Records about charts and figures
-*-
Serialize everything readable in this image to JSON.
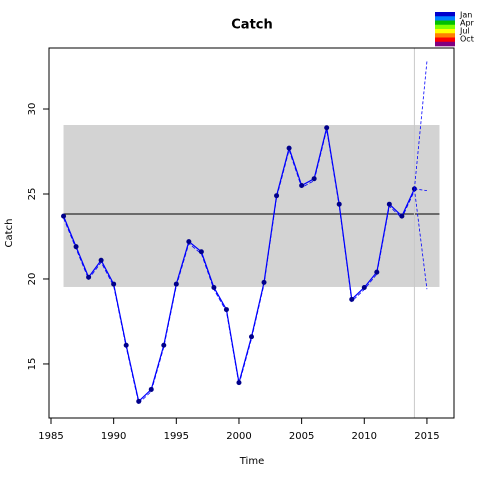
{
  "chart_data": {
    "type": "line",
    "title": "Catch",
    "x_label": "Time",
    "y_label": "Catch",
    "x": [
      1986,
      1987,
      1988,
      1989,
      1990,
      1991,
      1992,
      1993,
      1994,
      1995,
      1996,
      1997,
      1998,
      1999,
      2000,
      2001,
      2002,
      2003,
      2004,
      2005,
      2006,
      2007,
      2008,
      2009,
      2010,
      2011,
      2012,
      2013,
      2014
    ],
    "series": [
      {
        "color": "#0000ff",
        "marker_color": "#00008b",
        "values": [
          23.7,
          21.9,
          20.1,
          21.1,
          19.7,
          16.1,
          12.8,
          13.5,
          16.1,
          19.7,
          22.2,
          21.6,
          19.5,
          18.2,
          13.9,
          16.6,
          19.8,
          24.9,
          27.7,
          25.5,
          25.9,
          28.9,
          24.4,
          18.8,
          19.5,
          20.4,
          24.4,
          23.7,
          25.3
        ]
      }
    ],
    "forecasts": [
      {
        "x": [
          2014,
          2015
        ],
        "values": [
          25.3,
          32.8
        ],
        "color": "#0000ff"
      },
      {
        "x": [
          2014,
          2015
        ],
        "values": [
          25.3,
          25.2
        ],
        "color": "#0000ff"
      },
      {
        "x": [
          2014,
          2015
        ],
        "values": [
          25.3,
          19.4
        ],
        "color": "#0000ff"
      }
    ],
    "band": {
      "xlim": [
        1986,
        2016
      ],
      "ylim": [
        19.53,
        29.06
      ],
      "color": "#d3d3d3"
    },
    "hline": 23.82,
    "vline": 2014,
    "xlim": [
      1984.84,
      2017.16
    ],
    "ylim": [
      11.82,
      33.59
    ],
    "xticks": [
      1985,
      1990,
      1995,
      2000,
      2005,
      2010,
      2015
    ],
    "yticks": [
      15,
      20,
      25,
      30
    ],
    "legend": {
      "labels": [
        "Jan",
        "Apr",
        "Jul",
        "Oct"
      ],
      "colors": [
        "#0000cd",
        "#0080ff",
        "#00c000",
        "#80ff00",
        "#ffff00",
        "#ff8000",
        "#ff0000",
        "#800080"
      ]
    }
  }
}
-*-
Task prompt: Reproduce the material above in full, exactly, with no images.

Task output:
Serialize everything readable in this image to JSON.
{
  "chart_data": {
    "type": "line",
    "title": "Catch",
    "x_label": "Time",
    "y_label": "Catch",
    "x": [
      1986,
      1987,
      1988,
      1989,
      1990,
      1991,
      1992,
      1993,
      1994,
      1995,
      1996,
      1997,
      1998,
      1999,
      2000,
      2001,
      2002,
      2003,
      2004,
      2005,
      2006,
      2007,
      2008,
      2009,
      2010,
      2011,
      2012,
      2013,
      2014
    ],
    "series": [
      {
        "color": "#0000ff",
        "marker_color": "#00008b",
        "values": [
          23.7,
          21.9,
          20.1,
          21.1,
          19.7,
          16.1,
          12.8,
          13.5,
          16.1,
          19.7,
          22.2,
          21.6,
          19.5,
          18.2,
          13.9,
          16.6,
          19.8,
          24.9,
          27.7,
          25.5,
          25.9,
          28.9,
          24.4,
          18.8,
          19.5,
          20.4,
          24.4,
          23.7,
          25.3
        ]
      }
    ],
    "forecasts": [
      {
        "x": [
          2014,
          2015
        ],
        "values": [
          25.3,
          32.8
        ],
        "color": "#0000ff"
      },
      {
        "x": [
          2014,
          2015
        ],
        "values": [
          25.3,
          25.2
        ],
        "color": "#0000ff"
      },
      {
        "x": [
          2014,
          2015
        ],
        "values": [
          25.3,
          19.4
        ],
        "color": "#0000ff"
      }
    ],
    "band": {
      "xlim": [
        1986,
        2016
      ],
      "ylim": [
        19.53,
        29.06
      ],
      "color": "#d3d3d3"
    },
    "hline": 23.82,
    "vline": 2014,
    "xlim": [
      1984.84,
      2017.16
    ],
    "ylim": [
      11.82,
      33.59
    ],
    "xticks": [
      1985,
      1990,
      1995,
      2000,
      2005,
      2010,
      2015
    ],
    "yticks": [
      15,
      20,
      25,
      30
    ],
    "legend": {
      "labels": [
        "Jan",
        "Apr",
        "Jul",
        "Oct"
      ],
      "colors": [
        "#0000cd",
        "#0080ff",
        "#00c000",
        "#80ff00",
        "#ffff00",
        "#ff8000",
        "#ff0000",
        "#800080"
      ]
    }
  }
}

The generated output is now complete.